### Work to do:
The line containing "Give me the" and every line after it, through the last, are to be extracted exactly; no other lines belong in the answer.

___ Material provided ___

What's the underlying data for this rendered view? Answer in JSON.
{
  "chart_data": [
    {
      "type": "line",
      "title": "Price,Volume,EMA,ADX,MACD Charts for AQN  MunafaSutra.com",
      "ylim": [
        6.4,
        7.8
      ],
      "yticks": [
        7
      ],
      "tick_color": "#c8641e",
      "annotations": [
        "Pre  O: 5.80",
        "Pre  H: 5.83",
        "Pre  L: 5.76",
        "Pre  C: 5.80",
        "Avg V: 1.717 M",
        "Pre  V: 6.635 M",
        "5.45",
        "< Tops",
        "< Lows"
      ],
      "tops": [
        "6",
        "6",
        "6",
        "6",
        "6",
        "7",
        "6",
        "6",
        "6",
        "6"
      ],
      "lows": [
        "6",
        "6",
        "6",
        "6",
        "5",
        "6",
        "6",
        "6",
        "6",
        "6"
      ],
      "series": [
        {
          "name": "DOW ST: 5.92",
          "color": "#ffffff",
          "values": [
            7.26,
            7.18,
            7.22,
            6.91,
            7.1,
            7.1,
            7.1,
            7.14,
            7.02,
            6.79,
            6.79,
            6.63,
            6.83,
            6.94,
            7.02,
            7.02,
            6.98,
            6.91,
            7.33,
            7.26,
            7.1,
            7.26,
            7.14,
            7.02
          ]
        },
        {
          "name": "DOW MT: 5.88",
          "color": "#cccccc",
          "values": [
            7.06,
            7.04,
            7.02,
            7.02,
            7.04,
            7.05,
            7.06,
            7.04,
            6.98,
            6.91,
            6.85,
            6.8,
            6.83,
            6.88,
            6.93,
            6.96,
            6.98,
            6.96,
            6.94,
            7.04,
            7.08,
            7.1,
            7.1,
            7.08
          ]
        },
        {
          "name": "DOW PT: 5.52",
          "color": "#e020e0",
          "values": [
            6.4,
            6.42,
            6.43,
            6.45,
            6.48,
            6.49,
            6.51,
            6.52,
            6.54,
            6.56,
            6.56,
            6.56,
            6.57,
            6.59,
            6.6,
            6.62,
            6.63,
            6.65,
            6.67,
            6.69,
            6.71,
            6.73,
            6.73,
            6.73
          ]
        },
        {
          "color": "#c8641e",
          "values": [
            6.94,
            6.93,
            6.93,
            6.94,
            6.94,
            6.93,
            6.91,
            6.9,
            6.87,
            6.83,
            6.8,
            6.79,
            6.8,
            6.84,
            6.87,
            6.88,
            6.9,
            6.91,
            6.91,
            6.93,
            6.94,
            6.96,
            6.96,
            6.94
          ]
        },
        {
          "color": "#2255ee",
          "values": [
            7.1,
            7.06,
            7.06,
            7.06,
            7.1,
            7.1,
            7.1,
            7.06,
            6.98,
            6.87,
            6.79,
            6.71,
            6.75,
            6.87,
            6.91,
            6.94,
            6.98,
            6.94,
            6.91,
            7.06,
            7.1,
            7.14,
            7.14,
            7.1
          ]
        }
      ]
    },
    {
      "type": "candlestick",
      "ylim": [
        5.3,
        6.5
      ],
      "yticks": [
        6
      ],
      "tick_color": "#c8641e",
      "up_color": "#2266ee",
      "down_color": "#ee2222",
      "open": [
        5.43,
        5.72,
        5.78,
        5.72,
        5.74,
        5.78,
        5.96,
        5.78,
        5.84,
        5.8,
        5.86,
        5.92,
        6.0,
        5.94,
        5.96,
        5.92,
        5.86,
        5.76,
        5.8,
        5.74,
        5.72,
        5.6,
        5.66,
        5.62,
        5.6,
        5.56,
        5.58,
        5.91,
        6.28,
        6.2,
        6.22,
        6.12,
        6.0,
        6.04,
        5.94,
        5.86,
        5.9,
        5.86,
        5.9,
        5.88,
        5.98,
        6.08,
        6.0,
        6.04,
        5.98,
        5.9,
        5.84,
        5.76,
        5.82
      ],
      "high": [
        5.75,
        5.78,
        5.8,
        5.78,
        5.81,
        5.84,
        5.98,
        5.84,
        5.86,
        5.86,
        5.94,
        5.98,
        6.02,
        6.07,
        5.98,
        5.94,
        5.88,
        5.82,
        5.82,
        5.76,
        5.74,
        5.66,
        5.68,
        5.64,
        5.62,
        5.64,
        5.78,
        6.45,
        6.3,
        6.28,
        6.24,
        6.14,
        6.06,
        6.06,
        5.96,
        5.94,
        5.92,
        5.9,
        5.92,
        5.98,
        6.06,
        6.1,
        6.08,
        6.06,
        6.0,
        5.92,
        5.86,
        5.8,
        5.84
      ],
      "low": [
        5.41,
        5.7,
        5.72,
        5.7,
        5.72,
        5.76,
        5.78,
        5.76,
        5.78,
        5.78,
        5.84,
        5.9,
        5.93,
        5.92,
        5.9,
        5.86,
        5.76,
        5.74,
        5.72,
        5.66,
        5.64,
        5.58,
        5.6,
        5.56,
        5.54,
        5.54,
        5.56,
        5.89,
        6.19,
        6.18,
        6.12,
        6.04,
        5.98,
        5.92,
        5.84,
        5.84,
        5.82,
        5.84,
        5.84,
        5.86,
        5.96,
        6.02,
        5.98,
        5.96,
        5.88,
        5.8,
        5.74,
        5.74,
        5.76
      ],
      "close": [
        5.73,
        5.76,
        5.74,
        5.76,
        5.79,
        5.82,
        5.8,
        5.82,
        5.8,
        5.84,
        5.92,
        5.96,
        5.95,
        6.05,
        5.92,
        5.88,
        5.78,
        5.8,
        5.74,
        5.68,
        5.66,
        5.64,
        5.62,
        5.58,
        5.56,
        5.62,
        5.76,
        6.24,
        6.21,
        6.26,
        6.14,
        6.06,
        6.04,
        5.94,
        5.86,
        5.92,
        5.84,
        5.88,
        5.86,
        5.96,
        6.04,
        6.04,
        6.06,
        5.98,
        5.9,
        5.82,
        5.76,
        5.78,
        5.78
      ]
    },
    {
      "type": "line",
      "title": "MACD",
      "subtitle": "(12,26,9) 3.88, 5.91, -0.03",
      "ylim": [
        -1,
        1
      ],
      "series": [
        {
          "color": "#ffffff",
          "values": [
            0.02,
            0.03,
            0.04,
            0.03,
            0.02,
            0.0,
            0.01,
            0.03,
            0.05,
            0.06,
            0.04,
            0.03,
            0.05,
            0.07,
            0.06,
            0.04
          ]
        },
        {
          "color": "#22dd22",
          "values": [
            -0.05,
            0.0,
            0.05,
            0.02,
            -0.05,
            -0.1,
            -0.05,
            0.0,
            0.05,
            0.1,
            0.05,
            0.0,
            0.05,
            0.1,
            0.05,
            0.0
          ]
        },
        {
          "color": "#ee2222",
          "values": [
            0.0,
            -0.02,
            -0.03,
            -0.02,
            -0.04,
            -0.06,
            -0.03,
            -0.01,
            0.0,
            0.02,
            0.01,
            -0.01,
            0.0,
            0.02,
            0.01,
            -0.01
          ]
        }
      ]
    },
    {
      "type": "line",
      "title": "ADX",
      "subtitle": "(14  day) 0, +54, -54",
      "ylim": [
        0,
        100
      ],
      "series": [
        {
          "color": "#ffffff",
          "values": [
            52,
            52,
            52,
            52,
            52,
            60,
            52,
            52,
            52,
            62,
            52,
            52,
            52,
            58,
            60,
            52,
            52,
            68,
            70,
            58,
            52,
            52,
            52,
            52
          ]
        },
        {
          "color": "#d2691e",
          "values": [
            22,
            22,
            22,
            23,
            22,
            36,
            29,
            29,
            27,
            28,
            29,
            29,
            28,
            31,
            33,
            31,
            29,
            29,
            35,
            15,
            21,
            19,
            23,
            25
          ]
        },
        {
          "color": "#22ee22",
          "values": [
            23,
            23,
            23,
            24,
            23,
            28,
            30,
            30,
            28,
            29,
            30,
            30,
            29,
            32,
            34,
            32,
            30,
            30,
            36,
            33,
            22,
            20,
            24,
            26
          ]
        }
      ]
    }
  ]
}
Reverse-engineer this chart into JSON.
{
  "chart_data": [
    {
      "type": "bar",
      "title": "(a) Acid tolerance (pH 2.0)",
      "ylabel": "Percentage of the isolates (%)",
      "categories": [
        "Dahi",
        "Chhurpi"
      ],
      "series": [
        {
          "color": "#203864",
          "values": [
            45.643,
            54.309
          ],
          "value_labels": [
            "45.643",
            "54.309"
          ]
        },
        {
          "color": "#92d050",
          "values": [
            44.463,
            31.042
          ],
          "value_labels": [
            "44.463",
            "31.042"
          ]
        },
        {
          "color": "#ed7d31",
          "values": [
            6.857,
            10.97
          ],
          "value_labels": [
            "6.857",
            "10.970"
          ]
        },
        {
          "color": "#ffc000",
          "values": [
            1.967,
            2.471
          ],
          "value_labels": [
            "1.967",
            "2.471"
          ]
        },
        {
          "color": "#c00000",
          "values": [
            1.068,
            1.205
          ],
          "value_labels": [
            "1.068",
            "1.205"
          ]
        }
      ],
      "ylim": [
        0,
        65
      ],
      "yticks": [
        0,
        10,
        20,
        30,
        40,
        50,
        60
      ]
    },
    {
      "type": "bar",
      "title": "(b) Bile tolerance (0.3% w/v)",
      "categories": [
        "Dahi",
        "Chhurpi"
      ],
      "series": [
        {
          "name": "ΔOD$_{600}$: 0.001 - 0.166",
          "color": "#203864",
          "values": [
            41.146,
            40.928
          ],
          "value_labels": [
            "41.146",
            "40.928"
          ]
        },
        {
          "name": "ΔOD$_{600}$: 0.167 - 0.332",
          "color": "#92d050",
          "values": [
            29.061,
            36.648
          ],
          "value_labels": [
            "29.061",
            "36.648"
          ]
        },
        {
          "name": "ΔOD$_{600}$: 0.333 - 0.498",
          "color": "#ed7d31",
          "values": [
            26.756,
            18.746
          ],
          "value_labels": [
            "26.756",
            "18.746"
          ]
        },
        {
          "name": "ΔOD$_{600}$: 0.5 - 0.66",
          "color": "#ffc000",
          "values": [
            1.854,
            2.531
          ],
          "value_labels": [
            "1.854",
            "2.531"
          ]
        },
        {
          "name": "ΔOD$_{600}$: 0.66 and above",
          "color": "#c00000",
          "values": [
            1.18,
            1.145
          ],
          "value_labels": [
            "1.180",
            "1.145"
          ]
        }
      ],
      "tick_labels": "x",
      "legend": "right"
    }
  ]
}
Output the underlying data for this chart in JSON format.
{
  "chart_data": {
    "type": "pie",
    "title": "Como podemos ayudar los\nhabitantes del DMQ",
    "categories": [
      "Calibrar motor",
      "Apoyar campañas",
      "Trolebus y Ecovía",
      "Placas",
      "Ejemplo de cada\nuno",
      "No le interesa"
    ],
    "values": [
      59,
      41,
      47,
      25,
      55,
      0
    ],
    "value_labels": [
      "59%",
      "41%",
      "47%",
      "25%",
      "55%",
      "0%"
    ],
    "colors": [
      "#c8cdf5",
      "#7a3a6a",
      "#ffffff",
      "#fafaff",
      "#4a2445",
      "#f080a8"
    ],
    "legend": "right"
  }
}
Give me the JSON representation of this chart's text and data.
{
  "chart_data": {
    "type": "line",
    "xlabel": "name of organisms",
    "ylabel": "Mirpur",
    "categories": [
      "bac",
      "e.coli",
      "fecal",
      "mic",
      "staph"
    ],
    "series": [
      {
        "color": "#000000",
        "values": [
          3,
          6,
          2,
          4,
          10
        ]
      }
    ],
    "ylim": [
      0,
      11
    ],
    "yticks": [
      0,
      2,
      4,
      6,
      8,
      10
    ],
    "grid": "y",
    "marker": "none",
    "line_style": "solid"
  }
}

___

### Task result:
Give me the JSON representation of this chart's text and data.
{
  "chart_data": {
    "type": "line",
    "xlabel": "name of organisms",
    "ylabel": "Mirpur",
    "categories": [
      "bac",
      "e.coli",
      "fecal",
      "mic",
      "staph"
    ],
    "series": [
      {
        "color": "#000000",
        "values": [
          3,
          6,
          2,
          4,
          10
        ]
      }
    ],
    "ylim": [
      0,
      11
    ],
    "yticks": [
      0,
      2,
      4,
      6,
      8,
      10
    ],
    "grid": "y",
    "marker": "none",
    "line_style": "solid"
  }
}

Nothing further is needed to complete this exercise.